─── Text excerpt

Through
word of mouth I heard about a beginners Tai Chi Beaumont class and I headed in.
I had blast learning about this ancient art that began as tactical military
moves. Diane Rogers showed me how to “grasp bird’s tail” and cool slow moves
that were pretty easy to pick up. The people were very kind and supportive.
Look them up on Facebook and soon you could be repulsing the monkey or parting
the wild horse’s main.
Fun
stuff, and I craved Chinese food real bad later.
HI
Mountain flavors Wyoming
Hi Mountain Seasonings, dubbed “authentic Wyoming,” offers
western-style, small batch mesquite beef jerky hand crafted in Wyoming. That
sounds like a write up for bourbon or a fine cigar, and I’m sure gentlemen
hunters have relaxed by camp fires with all these things.
I
met a representative who set up a fine display and she was very proud of her
products. I’m waiting for Alaskan salmon to come my way because she offered me
some brine to try. The packaging shows bears catching their own from a
waterfall, but this line, which includes a Gourmet Fish and Wild River Trout
line, is designed for people who like to catch their own fish and game.
Ordering
Hi Mountain products is easier than tracking down the “main ingredient” from nature. They
have myriad selections.
For
a hint of wine flavor in powdered form, stir in contents of Pinot Gris, Merlot
or Chardonnay finishing sauce packets with water, heat to thicken and add cold
butter. These are for meats and seafood, though I tried it with eggs.
Learn
how to get smoking at www.himtnjerky.com
“Baker’s
Passport”
Baking
isn’t just about the sweets, though Black Forest Cake from Berlin and with Chantilly
Cream photographs beautifully, inside and out. You use your baking skills
for vegetable quiche, and Creole
Crawfish Pie as well.

──────
─── Data for review

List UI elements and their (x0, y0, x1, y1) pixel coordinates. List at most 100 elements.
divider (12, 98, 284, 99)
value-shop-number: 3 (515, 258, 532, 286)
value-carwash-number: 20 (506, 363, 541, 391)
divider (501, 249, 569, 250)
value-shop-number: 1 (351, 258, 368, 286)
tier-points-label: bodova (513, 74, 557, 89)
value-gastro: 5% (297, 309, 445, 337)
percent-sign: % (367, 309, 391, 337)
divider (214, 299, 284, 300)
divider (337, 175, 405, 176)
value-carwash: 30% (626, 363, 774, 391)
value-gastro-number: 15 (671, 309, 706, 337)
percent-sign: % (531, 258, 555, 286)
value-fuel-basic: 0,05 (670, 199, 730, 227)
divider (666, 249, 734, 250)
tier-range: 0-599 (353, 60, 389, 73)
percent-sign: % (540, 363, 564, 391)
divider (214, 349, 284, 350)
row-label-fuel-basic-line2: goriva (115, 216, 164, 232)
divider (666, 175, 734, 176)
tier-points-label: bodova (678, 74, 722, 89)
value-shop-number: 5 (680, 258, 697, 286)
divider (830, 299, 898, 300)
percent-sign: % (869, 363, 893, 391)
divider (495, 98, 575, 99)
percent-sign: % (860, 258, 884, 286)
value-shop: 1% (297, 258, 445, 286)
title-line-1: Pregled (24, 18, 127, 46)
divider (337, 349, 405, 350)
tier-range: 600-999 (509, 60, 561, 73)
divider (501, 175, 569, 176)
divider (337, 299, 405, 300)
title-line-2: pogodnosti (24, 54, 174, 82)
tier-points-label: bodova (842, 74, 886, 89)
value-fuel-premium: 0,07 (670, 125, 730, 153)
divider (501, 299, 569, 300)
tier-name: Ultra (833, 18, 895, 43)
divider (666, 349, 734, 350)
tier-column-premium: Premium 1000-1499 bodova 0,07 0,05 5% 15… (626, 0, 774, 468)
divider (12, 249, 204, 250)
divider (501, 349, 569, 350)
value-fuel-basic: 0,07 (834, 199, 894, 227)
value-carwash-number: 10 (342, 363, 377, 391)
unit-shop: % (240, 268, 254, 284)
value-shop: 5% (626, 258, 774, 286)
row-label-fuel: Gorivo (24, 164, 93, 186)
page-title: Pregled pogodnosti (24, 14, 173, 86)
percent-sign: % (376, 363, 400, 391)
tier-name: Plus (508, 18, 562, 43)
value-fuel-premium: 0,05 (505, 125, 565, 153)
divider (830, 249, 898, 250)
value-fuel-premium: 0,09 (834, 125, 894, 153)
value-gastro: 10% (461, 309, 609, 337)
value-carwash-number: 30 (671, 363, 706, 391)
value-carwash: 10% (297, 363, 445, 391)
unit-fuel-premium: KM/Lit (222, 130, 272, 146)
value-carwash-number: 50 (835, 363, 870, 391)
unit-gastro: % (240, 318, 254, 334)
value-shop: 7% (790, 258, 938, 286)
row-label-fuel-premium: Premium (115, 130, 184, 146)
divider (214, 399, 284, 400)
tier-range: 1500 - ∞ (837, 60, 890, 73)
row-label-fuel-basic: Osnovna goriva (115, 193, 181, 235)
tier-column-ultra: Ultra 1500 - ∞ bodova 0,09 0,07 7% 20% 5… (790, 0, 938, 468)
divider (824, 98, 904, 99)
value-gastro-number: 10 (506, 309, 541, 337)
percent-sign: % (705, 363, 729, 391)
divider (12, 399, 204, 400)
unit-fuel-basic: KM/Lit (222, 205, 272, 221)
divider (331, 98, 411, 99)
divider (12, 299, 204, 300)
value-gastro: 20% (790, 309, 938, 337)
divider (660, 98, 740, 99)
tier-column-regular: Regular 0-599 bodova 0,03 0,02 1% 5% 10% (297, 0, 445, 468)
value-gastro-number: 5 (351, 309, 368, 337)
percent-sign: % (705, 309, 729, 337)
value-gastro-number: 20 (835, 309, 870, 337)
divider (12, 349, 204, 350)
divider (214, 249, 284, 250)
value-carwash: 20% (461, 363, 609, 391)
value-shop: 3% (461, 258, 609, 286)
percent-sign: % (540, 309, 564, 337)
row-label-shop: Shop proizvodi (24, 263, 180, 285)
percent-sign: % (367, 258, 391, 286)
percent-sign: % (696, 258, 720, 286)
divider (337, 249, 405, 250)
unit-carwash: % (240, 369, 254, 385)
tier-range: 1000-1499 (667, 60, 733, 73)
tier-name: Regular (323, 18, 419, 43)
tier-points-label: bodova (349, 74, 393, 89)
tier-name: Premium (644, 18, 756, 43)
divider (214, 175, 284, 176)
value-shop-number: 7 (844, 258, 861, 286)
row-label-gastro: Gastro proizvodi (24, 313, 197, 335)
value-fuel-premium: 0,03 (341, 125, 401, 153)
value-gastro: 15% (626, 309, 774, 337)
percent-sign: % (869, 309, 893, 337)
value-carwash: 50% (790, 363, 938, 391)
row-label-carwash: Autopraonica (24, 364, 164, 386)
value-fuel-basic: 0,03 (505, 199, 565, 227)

──────

[Task A] Repeat word for word the part of the column that begins at the words "I had blast" and ends after "kind and supportive.".
[Task B] In the column, who taught the writer how to "grasp bird's tail"?

[Exercise answer A]
I had blast learning about this ancient art that began as tactical military
moves. Diane Rogers showed me how to “grasp bird’s tail” and cool slow moves
that were pretty easy to pick up. The people were very kind and supportive.

[Exercise answer B] Diane Rogers